Page text:
More to the point, we also expect policymakers working above our pay grade to be taking care of issues with medium-and-long-term implications. Of course the public wants them to make sure that their cultural and economic interests are prioritized, but that won’t save legislators from public fury over failing to address concerns with a longer time horizon. It’s one of the big reasons we hire politicians in the first place. It is reasonable even from a purely self-interested political perspective to demand that politicians do more than just act on the issues that seem to have the most salience in day-to-day polling.
Yglesias further states that Democratic politicians are putting more emphasis on climate concerns than public support would justify. In this reading, climate activists have been successful in an elite-driven persuasion campaign to get legislators to overemphasize climate issues. That allegation is dubious at best–but even if one were to grant it, the challenge is that the gestures Democrats are making on climate don’t begin to do what is necessary to tackle the problem. The paltry $265 billion in the bipartisan infrastructure bill for a hodgepodge of climate-related priorities is almost worse than no bill at all, because it spends far more heavily reinforcing carbon-based infrastructure while delivering an amount of money for climate infrastructure that wouldn’t suffice to meet even the full needs of a single state like California or New York.

Actions to take:
1) According to the climate policy passage, why is the climate money in the bipartisan infrastructure bill "almost worse than no bill at all"? Answer in one to three sentences.
2) Reproduce the climate policy passage word for word, from "More to the" up to and including "in day-to-day polling.".
3) In the climate policy passage, what does Yglesias say Democratic politicians are emphasizing more than public support would justify?

Dataset content:
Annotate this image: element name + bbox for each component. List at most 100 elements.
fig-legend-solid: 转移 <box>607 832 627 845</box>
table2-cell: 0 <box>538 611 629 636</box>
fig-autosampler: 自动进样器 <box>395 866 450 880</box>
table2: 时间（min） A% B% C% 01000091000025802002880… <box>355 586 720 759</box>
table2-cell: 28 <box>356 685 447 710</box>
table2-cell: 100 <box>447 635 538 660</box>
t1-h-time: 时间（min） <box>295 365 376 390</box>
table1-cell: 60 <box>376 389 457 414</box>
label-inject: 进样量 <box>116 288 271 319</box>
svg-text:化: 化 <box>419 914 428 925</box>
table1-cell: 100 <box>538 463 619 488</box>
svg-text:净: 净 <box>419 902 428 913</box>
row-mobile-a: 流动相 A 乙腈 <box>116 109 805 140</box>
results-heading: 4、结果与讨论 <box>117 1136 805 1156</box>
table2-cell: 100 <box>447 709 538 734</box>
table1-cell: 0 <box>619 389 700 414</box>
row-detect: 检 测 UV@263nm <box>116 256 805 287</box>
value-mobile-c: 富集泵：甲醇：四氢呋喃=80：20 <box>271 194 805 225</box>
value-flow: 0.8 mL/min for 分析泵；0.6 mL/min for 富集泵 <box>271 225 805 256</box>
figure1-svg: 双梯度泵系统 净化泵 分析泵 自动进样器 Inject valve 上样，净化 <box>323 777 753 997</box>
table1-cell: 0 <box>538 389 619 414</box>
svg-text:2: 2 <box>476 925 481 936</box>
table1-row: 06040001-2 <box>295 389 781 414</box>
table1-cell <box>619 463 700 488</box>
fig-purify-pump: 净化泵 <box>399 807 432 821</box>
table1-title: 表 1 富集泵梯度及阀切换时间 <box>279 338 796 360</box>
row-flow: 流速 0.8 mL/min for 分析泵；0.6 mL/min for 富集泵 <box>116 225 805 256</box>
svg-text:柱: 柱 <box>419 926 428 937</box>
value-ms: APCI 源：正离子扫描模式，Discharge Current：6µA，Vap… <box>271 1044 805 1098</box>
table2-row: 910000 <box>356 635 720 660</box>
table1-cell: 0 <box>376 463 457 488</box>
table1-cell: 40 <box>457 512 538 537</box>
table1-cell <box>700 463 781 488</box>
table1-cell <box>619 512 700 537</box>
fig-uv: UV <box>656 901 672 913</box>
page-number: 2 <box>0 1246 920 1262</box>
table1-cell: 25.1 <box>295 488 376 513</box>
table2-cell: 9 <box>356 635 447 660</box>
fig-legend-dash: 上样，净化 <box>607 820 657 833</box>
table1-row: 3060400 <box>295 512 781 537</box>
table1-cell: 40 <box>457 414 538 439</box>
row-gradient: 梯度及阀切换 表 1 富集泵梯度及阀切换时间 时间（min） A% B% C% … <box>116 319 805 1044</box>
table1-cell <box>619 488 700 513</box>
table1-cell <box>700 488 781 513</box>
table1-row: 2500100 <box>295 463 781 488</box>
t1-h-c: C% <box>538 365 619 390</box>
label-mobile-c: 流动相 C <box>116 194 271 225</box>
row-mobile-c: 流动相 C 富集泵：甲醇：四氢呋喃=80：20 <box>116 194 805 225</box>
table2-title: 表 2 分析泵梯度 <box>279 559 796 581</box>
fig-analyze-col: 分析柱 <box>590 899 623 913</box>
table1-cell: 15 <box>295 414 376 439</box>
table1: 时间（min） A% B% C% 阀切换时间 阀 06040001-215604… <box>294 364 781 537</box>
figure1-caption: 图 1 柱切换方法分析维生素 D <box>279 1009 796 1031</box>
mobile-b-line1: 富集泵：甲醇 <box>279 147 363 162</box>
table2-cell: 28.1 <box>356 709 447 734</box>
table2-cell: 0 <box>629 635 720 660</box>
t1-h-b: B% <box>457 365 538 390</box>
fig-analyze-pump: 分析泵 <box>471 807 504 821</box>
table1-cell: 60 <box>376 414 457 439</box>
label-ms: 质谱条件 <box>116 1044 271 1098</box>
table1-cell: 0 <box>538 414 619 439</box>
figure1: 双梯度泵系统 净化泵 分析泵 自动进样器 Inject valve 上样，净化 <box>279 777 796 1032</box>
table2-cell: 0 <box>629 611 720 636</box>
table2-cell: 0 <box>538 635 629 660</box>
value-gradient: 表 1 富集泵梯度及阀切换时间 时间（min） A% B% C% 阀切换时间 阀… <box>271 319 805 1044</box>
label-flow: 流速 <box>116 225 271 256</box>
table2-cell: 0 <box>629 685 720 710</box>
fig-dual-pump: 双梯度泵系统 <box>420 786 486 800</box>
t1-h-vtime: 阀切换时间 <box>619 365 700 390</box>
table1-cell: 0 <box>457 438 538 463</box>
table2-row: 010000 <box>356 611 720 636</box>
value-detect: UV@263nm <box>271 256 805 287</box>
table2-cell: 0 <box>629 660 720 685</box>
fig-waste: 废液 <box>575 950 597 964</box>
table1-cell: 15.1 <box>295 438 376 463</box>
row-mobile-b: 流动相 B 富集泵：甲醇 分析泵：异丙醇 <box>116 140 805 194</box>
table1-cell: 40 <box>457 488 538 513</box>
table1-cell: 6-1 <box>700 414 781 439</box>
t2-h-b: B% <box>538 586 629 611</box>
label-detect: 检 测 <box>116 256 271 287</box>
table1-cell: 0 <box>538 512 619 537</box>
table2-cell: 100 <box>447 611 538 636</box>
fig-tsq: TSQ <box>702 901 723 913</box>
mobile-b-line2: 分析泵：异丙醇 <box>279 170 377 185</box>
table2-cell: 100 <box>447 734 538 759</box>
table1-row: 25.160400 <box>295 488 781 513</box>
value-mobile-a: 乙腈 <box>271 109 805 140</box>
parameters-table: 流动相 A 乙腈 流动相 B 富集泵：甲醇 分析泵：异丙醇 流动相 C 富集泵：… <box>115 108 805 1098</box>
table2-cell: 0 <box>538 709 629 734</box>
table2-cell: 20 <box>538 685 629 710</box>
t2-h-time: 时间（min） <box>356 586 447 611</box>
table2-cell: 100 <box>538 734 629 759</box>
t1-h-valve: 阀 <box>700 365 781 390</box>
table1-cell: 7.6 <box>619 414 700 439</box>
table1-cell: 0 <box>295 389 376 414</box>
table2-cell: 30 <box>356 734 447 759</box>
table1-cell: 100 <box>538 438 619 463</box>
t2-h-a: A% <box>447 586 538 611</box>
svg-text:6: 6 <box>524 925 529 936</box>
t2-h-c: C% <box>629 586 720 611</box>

Results of the exercise:
1) The bill spends far more heavily on reinforcing carbon-based infrastructure. The amount it delivers for climate infrastructure wouldn't meet even the full needs of a single state like California or New York.

2)
More to the point, we also expect policymakers working above our pay grade to be taking care of issues with medium-and-long-term implications. Of course the public wants them to make sure that their cultural and economic interests are prioritized, but that won’t save legislators from public fury over failing to address concerns with a longer time horizon. It’s one of the big reasons we hire politicians in the first place. It is reasonable even from a purely self-interested political perspective to demand that politicians do more than just act on the issues that seem to have the most salience in day-to-day polling.

3) Climate concerns.